▶
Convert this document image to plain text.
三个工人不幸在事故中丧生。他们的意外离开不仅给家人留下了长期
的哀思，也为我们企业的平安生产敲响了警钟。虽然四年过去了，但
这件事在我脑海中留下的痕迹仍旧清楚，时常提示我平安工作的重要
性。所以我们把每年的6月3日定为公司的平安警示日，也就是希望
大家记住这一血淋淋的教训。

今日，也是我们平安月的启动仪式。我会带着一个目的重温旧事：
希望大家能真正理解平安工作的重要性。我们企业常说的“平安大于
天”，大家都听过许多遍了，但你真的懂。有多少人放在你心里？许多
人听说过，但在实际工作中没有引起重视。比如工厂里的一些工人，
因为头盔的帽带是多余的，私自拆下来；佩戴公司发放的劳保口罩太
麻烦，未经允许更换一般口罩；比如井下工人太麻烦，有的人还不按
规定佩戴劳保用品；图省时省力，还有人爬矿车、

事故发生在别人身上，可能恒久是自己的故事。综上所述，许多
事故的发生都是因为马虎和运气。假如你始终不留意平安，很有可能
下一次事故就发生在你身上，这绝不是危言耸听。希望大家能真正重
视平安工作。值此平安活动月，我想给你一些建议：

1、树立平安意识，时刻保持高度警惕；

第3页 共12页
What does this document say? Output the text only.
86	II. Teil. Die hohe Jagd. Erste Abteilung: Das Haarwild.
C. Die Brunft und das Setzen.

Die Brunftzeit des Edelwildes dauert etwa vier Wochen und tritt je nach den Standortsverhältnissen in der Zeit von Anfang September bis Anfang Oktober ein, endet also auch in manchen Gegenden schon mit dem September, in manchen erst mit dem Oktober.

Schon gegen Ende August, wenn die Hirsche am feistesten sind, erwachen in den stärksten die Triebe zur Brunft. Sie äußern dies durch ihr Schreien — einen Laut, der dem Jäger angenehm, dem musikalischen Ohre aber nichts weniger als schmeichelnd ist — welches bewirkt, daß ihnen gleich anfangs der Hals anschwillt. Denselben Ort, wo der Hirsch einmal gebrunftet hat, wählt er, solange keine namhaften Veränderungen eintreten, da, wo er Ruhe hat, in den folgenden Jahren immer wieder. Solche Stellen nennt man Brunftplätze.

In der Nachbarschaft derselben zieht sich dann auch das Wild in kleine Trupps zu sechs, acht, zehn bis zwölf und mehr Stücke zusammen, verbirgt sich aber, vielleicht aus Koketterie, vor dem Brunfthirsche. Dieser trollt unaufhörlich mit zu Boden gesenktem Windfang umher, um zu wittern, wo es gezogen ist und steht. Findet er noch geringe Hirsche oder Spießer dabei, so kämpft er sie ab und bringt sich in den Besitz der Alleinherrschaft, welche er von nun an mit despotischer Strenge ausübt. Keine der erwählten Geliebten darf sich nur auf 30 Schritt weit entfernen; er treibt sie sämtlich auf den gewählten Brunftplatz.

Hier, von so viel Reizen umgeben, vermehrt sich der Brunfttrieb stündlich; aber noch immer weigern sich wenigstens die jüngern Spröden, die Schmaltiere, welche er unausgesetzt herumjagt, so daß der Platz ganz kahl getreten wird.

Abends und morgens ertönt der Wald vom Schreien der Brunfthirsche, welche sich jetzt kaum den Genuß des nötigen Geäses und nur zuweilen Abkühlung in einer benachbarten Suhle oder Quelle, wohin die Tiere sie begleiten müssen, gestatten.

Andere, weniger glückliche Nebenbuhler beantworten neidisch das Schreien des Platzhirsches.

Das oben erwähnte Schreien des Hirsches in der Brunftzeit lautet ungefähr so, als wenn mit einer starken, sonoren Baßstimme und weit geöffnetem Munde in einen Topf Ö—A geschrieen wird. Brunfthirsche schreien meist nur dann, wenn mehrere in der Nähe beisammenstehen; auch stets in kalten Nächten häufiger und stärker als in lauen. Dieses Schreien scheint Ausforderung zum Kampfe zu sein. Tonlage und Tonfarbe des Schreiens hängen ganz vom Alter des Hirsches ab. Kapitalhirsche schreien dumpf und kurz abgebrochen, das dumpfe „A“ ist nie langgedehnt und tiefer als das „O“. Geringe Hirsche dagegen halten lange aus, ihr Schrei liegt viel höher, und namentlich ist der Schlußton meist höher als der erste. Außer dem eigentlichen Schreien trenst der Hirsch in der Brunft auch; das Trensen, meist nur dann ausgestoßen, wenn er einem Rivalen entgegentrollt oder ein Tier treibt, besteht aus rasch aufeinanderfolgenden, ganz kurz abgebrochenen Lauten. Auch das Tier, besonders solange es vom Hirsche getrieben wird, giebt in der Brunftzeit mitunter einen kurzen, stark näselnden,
◀
## Task instructions
Looking at the records above, say how many lines hold the string "wird". Write nothing but the number.

## Worked solution
2